■ DO THIS
Filter the data for lines with the word "POINT", then copy every line so identified.

begin INPUT RECORDS

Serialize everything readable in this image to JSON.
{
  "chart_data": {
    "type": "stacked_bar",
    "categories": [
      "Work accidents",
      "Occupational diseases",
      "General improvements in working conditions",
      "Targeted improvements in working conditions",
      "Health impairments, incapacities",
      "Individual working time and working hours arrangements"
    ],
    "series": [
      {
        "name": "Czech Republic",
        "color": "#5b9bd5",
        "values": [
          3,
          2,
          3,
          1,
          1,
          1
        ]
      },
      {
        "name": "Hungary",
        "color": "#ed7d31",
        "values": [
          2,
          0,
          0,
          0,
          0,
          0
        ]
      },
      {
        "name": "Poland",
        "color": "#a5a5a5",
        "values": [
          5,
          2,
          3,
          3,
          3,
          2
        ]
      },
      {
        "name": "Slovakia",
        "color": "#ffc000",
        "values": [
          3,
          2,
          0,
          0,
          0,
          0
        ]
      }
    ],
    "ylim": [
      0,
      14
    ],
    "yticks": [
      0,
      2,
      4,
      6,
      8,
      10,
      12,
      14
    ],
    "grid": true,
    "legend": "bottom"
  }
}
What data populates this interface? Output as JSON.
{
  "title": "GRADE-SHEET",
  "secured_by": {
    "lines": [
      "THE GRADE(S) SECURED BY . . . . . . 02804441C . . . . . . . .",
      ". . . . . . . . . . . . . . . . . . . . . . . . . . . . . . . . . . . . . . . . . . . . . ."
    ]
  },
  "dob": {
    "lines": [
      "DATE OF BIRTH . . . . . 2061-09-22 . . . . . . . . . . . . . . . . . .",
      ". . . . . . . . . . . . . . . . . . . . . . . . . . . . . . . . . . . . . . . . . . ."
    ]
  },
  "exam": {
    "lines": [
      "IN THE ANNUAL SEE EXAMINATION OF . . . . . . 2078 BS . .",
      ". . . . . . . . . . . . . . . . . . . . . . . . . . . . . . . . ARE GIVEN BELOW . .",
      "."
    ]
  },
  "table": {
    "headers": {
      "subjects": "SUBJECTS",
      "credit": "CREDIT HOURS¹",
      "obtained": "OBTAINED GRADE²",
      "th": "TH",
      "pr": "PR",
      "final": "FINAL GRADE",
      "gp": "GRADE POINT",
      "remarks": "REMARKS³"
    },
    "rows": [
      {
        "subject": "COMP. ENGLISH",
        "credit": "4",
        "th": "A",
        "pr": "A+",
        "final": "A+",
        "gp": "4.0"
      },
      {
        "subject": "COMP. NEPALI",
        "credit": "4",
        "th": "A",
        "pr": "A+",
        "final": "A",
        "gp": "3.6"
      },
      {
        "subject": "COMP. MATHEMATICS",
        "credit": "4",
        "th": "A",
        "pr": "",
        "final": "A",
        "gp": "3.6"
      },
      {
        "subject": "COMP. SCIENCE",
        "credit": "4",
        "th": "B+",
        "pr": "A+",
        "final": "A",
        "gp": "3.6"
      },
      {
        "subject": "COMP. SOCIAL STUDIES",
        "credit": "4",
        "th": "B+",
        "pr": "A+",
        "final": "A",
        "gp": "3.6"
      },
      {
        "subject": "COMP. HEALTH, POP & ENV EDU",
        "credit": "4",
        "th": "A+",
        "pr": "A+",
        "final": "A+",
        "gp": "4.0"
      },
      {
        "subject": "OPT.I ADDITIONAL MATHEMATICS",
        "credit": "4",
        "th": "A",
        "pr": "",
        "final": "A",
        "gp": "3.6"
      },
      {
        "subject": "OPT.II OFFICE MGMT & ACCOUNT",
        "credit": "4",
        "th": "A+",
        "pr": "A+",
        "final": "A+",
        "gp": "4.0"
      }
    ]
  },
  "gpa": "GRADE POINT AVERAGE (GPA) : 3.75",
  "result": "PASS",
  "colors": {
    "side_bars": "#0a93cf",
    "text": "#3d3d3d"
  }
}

end INPUT RECORDS

■ RESPONSE
      "gp": "GRADE POINT",
  "gpa": "GRADE POINT AVERAGE (GPA) : 3.75",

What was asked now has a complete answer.